• Exercise goal
Retype all material exactly. Pictures stay out of the copy.

• Data records
- - - -
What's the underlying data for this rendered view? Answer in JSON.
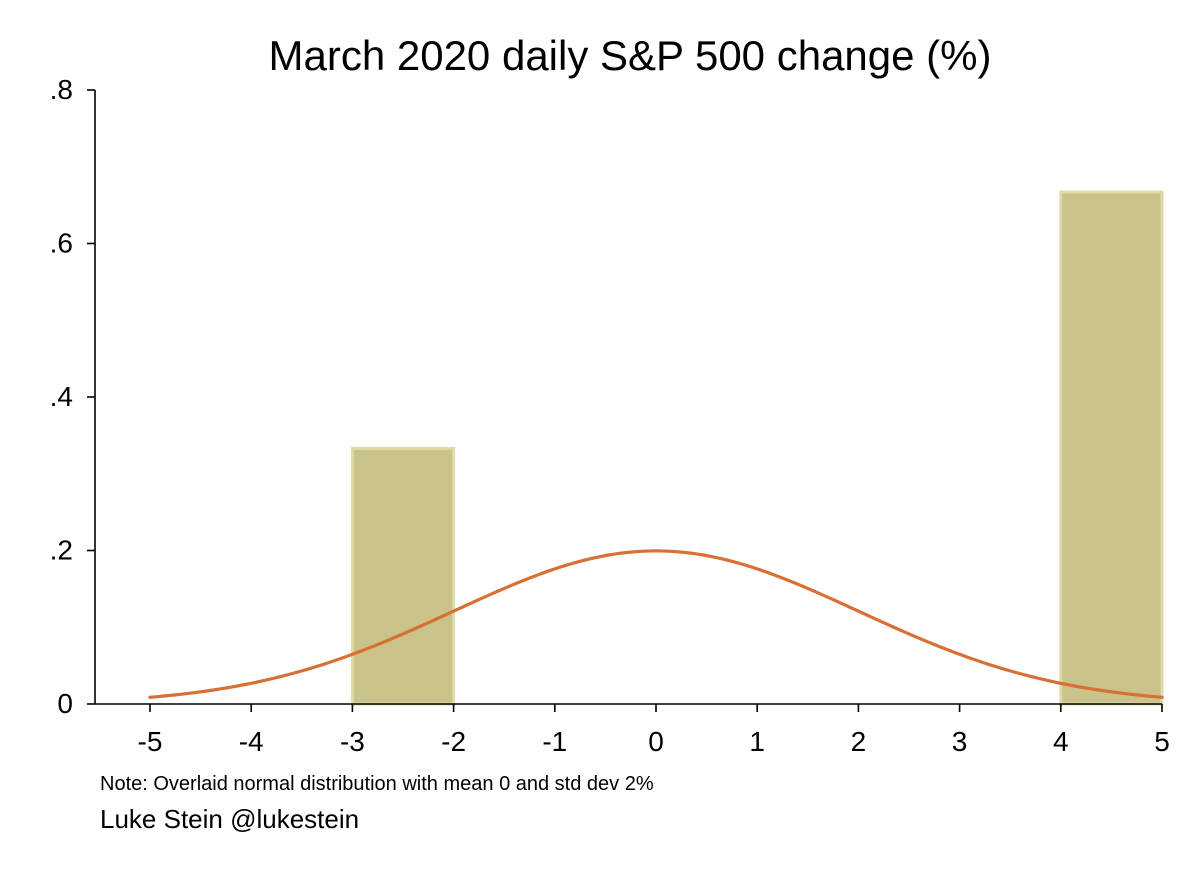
{
  "chart_data": {
    "type": "bar",
    "title": "March 2020 daily S&P 500 change (%)",
    "xlabel": "",
    "ylabel": "",
    "xlim": [
      -5,
      5
    ],
    "ylim": [
      0,
      0.8
    ],
    "xticks": [
      -5,
      -4,
      -3,
      -2,
      -1,
      0,
      1,
      2,
      3,
      4,
      5
    ],
    "xtick_labels": [
      "-5",
      "-4",
      "-3",
      "-2",
      "-1",
      "0",
      "1",
      "2",
      "3",
      "4",
      "5"
    ],
    "yticks": [
      0,
      0.2,
      0.4,
      0.6,
      0.8
    ],
    "ytick_labels": [
      "0",
      ".2",
      ".4",
      ".6",
      ".8"
    ],
    "grid": false,
    "bins": [
      {
        "x_start": -3,
        "x_end": -2,
        "value": 0.333
      },
      {
        "x_start": 4,
        "x_end": 5,
        "value": 0.667
      }
    ],
    "overlay": {
      "type": "line",
      "distribution": "normal",
      "mean": 0,
      "std_dev": 2,
      "x_range": [
        -5,
        5
      ]
    },
    "note": "Note: Overlaid normal distribution with mean 0 and std dev 2%",
    "credit": "Luke Stein @lukestein",
    "colors": {
      "bar_fill": "#c9c38a",
      "bar_stroke": "#dedaa9",
      "curve": "#d86f35",
      "axis": "#000000"
    }
  }
}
- - - -
• Task output
What's the underlying data for this rendered view? Answer in JSON.
{
  "chart_data": {
    "type": "bar",
    "title": "March 2020 daily S&P 500 change (%)",
    "xlabel": "",
    "ylabel": "",
    "xlim": [
      -5,
      5
    ],
    "ylim": [
      0,
      0.8
    ],
    "xticks": [
      -5,
      -4,
      -3,
      -2,
      -1,
      0,
      1,
      2,
      3,
      4,
      5
    ],
    "xtick_labels": [
      "-5",
      "-4",
      "-3",
      "-2",
      "-1",
      "0",
      "1",
      "2",
      "3",
      "4",
      "5"
    ],
    "yticks": [
      0,
      0.2,
      0.4,
      0.6,
      0.8
    ],
    "ytick_labels": [
      "0",
      ".2",
      ".4",
      ".6",
      ".8"
    ],
    "grid": false,
    "bins": [
      {
        "x_start": -3,
        "x_end": -2,
        "value": 0.333
      },
      {
        "x_start": 4,
        "x_end": 5,
        "value": 0.667
      }
    ],
    "overlay": {
      "type": "line",
      "distribution": "normal",
      "mean": 0,
      "std_dev": 2,
      "x_range": [
        -5,
        5
      ]
    },
    "note": "Note: Overlaid normal distribution with mean 0 and std dev 2%",
    "credit": "Luke Stein @lukestein",
    "colors": {
      "bar_fill": "#c9c38a",
      "bar_stroke": "#dedaa9",
      "curve": "#d86f35",
      "axis": "#000000"
    }
  }
}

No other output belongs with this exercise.